* [Materials provided]:

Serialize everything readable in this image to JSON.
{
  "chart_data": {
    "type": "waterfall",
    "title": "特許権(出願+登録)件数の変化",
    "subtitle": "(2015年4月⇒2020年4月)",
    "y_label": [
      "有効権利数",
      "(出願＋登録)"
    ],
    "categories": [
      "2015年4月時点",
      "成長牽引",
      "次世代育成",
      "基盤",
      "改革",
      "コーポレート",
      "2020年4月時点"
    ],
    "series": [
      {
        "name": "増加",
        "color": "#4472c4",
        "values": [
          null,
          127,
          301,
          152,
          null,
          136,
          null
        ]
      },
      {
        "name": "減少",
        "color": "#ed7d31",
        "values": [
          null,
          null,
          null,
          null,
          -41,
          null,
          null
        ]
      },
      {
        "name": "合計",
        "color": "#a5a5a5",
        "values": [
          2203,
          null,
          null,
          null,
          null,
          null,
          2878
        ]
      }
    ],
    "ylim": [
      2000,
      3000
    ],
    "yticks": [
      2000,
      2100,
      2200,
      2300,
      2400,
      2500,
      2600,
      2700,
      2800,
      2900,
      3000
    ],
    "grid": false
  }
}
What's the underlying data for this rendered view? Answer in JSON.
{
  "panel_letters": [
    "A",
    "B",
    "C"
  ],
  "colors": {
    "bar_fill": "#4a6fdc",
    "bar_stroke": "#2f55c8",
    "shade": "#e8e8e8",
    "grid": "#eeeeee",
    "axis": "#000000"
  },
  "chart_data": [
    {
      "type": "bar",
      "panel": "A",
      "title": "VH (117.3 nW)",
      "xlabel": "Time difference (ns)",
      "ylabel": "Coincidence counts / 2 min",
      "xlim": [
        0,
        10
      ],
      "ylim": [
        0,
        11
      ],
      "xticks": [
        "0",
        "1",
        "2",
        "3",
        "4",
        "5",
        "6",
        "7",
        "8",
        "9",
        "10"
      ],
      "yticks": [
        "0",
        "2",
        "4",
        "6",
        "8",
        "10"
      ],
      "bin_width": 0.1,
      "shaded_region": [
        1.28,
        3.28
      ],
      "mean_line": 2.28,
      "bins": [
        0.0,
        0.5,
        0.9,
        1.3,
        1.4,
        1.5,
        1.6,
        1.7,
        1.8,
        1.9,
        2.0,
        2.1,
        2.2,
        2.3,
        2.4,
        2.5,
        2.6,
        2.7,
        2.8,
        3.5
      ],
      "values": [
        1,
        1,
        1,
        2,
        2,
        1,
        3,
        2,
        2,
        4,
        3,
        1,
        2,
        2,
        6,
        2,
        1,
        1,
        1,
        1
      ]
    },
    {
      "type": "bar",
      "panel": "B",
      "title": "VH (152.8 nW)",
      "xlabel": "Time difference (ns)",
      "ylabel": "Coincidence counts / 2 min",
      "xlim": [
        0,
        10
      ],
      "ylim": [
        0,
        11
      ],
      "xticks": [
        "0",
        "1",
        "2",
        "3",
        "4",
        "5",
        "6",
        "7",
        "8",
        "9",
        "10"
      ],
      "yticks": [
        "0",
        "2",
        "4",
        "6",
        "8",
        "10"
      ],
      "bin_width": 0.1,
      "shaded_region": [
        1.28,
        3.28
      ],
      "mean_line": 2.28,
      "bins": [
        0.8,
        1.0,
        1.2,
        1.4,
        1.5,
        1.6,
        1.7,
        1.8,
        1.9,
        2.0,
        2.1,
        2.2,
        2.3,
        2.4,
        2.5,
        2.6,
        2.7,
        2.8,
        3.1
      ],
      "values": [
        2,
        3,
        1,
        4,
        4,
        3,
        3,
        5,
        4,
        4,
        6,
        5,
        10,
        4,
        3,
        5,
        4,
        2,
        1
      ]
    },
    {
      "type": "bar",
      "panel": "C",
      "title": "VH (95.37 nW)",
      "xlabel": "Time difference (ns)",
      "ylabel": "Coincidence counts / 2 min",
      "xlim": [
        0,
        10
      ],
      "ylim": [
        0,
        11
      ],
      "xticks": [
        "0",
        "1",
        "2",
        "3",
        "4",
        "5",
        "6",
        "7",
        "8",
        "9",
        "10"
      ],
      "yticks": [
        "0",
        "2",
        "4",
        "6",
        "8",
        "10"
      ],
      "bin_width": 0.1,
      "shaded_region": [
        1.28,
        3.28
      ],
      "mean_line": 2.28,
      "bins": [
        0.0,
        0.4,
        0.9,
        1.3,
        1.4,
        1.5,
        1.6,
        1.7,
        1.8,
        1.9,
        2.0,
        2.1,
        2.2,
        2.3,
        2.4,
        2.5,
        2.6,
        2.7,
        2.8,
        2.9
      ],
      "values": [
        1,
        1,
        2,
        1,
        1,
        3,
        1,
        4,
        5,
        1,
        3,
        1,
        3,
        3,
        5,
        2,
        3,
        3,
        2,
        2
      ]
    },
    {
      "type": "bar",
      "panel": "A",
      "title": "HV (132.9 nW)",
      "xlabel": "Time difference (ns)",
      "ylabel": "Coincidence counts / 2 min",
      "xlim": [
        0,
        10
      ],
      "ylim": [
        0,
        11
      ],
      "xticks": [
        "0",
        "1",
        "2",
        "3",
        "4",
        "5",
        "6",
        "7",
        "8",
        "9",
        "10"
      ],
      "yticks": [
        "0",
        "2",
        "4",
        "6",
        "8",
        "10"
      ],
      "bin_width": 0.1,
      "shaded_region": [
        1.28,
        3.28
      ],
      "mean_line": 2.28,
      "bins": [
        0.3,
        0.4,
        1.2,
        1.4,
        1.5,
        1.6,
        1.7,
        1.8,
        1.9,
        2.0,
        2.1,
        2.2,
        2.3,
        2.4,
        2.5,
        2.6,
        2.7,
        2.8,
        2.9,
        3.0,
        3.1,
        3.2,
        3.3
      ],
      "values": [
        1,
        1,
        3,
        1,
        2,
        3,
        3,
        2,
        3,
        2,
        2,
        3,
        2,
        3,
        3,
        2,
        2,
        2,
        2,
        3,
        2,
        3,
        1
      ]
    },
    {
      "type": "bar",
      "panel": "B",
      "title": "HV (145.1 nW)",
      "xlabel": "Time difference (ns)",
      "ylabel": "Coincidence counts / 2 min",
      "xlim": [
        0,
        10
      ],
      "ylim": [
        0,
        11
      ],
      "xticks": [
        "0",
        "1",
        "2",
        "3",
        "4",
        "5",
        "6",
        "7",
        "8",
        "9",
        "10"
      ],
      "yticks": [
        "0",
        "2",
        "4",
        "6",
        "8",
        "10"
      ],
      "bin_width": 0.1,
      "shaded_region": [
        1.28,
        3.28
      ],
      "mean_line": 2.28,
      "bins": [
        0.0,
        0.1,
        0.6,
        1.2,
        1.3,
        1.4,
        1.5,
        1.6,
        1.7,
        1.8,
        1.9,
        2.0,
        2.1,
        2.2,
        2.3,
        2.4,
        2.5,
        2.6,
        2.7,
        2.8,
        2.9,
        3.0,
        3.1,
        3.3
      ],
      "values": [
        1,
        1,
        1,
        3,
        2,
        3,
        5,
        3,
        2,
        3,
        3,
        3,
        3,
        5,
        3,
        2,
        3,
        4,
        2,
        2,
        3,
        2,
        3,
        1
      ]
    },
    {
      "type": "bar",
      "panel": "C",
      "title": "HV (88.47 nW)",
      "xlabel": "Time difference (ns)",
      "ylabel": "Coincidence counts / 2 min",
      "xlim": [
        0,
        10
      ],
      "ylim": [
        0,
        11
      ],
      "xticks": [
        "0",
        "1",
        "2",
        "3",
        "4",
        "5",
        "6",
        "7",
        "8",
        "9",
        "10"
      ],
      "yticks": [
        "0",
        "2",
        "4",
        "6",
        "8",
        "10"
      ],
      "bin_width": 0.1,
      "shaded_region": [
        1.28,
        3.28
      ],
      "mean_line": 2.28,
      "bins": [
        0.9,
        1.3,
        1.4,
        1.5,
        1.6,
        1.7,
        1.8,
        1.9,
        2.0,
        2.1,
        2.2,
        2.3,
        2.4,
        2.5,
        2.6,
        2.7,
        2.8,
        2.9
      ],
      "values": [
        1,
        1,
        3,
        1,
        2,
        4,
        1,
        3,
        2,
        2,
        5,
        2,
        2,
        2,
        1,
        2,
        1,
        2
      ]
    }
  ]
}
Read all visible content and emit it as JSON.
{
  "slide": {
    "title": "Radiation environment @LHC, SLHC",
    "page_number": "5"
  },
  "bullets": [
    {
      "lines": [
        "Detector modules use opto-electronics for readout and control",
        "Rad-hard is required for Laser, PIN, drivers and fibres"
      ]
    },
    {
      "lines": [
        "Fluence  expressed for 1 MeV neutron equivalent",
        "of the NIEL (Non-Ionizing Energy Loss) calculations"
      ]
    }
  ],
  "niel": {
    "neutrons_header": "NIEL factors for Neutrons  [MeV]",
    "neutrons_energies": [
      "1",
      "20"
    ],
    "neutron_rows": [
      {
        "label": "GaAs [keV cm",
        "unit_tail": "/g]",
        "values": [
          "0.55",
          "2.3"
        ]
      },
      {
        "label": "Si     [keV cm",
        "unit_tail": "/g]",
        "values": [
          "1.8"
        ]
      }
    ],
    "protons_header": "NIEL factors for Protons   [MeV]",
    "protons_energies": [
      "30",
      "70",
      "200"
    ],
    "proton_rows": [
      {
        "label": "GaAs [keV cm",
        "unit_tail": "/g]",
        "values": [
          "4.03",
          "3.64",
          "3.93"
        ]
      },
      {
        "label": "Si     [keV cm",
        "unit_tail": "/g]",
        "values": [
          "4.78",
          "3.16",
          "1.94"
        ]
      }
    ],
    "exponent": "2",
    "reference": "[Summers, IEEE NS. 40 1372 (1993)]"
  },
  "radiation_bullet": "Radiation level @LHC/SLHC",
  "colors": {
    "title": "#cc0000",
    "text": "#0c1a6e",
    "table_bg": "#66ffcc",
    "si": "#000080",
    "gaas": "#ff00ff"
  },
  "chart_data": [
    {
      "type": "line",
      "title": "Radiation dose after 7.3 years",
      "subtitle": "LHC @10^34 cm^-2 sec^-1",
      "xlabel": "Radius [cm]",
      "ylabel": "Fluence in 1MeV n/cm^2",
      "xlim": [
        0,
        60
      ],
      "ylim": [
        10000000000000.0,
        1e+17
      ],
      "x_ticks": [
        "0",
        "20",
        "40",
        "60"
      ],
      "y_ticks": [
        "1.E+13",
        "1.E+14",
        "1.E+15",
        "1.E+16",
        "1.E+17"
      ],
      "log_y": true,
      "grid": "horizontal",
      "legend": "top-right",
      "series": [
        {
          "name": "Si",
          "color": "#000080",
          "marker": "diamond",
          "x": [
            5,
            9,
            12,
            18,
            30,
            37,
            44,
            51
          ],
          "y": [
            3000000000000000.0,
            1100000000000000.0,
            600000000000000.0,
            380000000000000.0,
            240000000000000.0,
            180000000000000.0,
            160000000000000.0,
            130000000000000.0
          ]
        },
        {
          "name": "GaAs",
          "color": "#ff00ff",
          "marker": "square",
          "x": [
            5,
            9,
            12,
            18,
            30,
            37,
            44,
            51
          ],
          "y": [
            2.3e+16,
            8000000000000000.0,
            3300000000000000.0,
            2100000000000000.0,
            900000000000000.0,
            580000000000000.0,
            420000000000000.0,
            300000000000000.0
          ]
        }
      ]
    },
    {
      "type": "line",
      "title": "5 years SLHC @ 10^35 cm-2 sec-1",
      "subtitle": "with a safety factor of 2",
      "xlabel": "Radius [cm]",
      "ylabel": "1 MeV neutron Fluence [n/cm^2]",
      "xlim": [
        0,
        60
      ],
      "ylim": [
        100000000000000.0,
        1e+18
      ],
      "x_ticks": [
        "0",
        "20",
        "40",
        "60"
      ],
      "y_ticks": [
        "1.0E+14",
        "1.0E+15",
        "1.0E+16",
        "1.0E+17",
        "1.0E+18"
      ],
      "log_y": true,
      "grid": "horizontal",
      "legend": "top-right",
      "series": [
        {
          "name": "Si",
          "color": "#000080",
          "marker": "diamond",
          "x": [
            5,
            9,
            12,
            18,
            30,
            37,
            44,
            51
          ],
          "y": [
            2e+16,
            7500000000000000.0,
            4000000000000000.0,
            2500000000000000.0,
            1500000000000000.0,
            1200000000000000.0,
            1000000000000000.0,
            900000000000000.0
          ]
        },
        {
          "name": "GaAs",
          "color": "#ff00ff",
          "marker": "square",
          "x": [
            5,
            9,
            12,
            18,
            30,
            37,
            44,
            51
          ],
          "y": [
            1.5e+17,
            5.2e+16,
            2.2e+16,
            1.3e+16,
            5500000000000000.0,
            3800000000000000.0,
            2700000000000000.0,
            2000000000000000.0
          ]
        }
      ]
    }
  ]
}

* [What to work on]:
Find every line in the records that contains the word "subtitle"; copy those lines.

* [Response]:
    "subtitle": "(2015年4月⇒2020年4月)",
      "subtitle": "LHC @10^34 cm^-2 sec^-1",
      "subtitle": "with a safety factor of 2",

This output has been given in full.